▶ **Excerpted data**
-*-*-

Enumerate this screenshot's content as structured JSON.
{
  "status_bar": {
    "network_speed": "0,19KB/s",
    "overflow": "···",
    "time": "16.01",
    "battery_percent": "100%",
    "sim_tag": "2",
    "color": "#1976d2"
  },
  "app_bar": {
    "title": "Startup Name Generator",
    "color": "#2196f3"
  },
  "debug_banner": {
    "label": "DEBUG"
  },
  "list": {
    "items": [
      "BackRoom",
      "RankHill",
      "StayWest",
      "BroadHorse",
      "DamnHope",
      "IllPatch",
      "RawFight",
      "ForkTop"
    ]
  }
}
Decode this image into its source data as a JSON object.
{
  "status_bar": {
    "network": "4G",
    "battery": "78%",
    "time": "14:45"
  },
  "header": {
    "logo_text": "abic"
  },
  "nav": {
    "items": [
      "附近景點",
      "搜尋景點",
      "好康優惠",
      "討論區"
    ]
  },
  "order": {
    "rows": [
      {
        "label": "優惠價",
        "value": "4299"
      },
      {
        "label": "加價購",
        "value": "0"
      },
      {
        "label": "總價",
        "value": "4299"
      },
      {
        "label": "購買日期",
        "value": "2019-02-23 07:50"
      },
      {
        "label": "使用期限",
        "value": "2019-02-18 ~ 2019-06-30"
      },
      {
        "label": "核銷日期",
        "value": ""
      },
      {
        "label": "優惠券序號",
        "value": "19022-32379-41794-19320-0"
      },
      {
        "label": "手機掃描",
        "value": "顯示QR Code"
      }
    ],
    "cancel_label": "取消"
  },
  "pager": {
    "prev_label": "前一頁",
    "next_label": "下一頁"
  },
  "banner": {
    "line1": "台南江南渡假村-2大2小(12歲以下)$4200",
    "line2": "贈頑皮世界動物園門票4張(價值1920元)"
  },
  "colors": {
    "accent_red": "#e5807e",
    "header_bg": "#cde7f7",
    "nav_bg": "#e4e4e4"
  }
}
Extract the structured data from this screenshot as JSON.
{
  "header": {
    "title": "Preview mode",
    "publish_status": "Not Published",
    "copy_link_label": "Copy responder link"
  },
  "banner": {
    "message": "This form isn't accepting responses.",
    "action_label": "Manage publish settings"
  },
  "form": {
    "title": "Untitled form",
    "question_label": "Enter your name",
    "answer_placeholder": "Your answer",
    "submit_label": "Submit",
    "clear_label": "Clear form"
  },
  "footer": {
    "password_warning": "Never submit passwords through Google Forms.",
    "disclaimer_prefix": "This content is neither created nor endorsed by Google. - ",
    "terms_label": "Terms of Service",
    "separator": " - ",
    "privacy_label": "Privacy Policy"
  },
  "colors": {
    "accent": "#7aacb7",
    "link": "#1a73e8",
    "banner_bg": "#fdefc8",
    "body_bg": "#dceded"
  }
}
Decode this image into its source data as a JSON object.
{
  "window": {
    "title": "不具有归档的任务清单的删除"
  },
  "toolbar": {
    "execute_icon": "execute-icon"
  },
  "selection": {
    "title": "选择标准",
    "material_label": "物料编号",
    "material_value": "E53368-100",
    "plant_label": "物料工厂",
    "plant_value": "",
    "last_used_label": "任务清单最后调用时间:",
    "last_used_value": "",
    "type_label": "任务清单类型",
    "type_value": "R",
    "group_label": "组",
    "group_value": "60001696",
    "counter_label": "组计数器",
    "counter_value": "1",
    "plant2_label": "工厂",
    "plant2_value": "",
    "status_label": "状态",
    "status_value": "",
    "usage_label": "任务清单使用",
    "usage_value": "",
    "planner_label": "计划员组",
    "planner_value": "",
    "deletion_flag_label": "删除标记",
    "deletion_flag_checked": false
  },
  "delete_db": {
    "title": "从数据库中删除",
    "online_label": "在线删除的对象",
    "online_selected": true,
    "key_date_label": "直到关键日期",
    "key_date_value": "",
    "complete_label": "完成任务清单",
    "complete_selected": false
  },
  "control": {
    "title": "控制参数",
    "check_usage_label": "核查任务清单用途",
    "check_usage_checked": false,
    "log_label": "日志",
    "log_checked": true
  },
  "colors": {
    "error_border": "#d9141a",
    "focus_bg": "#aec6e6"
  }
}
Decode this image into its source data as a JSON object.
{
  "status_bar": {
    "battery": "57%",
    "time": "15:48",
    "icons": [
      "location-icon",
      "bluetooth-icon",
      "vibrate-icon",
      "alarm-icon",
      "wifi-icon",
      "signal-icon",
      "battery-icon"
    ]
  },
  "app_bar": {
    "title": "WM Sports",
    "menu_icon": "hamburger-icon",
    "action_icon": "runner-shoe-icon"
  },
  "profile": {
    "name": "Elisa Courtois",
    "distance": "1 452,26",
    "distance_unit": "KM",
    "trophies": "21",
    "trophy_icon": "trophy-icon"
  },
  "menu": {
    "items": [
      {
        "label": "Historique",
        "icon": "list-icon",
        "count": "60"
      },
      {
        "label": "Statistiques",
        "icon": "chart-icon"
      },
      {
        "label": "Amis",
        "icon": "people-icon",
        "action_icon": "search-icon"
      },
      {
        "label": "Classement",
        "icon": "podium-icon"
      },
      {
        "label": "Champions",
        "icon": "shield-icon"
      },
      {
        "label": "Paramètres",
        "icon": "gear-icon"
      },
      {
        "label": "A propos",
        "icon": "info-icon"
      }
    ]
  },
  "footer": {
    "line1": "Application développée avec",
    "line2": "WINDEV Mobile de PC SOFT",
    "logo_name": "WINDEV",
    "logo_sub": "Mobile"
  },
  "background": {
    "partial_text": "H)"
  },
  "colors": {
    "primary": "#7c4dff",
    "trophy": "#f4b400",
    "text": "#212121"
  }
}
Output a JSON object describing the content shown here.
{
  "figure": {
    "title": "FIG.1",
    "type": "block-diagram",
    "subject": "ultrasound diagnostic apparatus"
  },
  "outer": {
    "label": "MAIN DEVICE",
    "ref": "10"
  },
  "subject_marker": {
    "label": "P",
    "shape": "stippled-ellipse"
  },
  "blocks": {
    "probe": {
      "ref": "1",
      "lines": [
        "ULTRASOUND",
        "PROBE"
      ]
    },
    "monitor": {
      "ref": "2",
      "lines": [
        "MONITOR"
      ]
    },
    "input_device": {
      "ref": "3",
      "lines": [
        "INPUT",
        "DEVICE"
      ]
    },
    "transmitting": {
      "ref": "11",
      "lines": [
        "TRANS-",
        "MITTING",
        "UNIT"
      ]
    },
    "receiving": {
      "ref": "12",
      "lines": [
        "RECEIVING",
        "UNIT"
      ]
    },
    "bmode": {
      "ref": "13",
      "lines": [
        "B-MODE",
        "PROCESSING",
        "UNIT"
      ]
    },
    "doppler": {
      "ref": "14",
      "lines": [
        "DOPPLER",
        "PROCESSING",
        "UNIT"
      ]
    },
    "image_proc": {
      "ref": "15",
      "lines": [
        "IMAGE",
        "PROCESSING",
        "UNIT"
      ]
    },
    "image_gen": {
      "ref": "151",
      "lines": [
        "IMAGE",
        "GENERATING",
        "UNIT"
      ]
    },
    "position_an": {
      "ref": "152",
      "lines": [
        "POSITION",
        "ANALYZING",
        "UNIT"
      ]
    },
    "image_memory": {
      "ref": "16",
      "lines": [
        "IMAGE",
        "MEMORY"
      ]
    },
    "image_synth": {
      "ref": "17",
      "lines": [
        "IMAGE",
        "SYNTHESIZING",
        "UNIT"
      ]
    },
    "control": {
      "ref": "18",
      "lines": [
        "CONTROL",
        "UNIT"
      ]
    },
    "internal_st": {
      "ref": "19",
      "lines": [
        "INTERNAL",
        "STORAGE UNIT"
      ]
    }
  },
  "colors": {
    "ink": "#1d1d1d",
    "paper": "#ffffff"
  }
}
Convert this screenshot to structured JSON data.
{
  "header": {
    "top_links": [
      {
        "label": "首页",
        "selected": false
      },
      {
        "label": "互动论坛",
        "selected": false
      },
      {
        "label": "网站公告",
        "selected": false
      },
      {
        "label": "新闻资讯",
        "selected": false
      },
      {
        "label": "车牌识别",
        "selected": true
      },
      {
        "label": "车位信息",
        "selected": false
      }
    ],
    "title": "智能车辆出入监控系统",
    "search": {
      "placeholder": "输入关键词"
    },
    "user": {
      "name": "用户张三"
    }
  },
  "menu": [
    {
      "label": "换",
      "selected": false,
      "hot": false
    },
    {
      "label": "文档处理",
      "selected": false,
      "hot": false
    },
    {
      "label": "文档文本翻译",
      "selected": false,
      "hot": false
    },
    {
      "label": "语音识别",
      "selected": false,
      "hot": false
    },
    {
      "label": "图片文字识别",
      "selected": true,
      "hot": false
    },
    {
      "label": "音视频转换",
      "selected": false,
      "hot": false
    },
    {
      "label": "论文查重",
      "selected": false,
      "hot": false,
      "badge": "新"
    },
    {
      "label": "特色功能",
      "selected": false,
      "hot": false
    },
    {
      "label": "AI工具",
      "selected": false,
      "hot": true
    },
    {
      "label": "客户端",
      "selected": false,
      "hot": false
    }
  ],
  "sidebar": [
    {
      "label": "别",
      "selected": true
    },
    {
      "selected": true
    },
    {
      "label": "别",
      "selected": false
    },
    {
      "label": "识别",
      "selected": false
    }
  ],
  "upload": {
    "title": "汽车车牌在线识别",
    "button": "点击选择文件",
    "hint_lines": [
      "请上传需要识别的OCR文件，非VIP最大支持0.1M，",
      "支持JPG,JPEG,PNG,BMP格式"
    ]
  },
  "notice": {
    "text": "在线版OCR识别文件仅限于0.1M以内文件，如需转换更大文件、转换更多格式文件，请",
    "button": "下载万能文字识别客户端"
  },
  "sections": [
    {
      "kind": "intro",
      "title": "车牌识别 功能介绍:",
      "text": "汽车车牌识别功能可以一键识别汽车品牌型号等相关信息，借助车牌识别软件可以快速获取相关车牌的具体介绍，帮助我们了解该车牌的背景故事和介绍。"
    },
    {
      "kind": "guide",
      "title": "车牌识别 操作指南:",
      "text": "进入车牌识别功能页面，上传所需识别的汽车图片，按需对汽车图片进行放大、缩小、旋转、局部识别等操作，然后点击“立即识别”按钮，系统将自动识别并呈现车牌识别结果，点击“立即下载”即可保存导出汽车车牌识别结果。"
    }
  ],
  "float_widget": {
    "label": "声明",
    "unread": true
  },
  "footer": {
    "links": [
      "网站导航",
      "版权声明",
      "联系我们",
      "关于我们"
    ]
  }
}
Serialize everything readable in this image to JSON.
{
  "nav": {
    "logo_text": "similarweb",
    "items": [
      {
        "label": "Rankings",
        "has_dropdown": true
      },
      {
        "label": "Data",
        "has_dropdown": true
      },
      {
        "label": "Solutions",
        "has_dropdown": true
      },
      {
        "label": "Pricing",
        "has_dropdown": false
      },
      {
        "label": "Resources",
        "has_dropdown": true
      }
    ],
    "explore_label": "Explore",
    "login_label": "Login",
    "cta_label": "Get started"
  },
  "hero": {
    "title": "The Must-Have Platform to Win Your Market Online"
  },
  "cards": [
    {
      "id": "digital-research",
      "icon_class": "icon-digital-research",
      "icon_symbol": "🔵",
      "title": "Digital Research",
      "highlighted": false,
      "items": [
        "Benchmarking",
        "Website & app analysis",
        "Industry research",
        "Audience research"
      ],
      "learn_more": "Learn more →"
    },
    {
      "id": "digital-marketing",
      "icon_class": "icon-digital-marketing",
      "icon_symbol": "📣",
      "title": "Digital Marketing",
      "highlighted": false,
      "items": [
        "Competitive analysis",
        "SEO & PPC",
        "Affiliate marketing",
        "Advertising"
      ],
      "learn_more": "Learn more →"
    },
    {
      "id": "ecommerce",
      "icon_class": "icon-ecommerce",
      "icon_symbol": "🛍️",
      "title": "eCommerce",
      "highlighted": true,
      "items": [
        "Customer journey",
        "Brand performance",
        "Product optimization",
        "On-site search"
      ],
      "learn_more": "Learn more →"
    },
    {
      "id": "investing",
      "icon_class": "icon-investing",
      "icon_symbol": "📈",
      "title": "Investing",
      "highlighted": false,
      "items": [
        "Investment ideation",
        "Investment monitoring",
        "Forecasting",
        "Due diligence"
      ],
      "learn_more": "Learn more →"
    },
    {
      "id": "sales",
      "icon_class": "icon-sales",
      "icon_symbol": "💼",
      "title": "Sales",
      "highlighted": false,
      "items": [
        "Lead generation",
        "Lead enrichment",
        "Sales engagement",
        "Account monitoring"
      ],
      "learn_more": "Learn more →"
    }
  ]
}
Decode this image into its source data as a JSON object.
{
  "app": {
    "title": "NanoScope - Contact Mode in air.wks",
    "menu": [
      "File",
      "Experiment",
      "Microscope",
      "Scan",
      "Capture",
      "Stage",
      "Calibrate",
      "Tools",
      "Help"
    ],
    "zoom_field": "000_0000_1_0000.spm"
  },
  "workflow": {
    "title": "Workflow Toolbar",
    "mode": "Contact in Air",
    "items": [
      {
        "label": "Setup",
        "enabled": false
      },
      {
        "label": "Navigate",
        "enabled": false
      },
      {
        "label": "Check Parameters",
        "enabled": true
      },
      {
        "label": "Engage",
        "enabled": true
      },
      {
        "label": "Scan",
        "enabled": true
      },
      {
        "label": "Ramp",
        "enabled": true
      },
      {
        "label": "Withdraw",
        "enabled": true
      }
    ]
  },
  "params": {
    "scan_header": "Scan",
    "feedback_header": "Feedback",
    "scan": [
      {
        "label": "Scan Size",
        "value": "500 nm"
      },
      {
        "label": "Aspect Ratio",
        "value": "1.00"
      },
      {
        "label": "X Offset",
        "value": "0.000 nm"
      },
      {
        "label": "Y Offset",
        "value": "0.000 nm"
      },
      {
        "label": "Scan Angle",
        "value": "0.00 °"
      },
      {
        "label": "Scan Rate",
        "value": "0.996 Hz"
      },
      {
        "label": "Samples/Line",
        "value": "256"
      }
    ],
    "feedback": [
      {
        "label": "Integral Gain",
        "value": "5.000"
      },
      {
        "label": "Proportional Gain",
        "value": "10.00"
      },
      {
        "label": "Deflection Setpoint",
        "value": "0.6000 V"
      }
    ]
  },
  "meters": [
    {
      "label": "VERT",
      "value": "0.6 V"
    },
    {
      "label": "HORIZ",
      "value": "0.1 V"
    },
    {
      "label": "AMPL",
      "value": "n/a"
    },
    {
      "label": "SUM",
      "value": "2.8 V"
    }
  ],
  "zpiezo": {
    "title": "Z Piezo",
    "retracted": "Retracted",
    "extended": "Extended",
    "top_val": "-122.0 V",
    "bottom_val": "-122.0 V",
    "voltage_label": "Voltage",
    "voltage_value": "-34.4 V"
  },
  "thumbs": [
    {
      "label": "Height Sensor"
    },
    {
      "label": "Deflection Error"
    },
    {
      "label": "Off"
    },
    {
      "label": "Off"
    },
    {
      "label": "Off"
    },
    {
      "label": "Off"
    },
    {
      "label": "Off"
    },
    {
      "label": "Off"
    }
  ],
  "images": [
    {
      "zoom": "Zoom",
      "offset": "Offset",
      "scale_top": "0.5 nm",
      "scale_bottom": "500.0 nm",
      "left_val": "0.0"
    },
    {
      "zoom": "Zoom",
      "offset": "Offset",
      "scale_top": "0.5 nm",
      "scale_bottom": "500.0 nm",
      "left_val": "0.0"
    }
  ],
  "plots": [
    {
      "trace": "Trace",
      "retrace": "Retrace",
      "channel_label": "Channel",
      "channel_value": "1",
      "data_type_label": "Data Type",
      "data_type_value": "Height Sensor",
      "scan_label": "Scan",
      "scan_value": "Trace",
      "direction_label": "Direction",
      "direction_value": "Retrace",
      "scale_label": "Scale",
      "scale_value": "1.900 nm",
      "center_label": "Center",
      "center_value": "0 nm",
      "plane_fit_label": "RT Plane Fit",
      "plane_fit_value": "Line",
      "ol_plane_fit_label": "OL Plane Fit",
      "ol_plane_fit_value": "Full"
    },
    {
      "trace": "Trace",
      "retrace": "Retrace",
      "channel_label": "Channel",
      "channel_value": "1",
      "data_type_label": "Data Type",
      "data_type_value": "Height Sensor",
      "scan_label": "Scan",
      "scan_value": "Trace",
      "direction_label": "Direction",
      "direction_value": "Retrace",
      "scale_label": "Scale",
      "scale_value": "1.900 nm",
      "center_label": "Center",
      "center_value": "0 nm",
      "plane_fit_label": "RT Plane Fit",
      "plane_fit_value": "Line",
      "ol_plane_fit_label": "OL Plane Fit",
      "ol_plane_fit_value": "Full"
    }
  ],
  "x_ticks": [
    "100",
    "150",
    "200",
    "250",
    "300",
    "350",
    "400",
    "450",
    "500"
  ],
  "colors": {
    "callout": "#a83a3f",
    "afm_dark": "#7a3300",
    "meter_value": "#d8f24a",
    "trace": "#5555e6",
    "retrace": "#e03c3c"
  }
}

-*-*-

▶ **Exercise aim**
Reproduce each line of the material containing the word "Gain".

▶ **Expected answer**
        "label": "Integral Gain",
        "label": "Proportional Gain",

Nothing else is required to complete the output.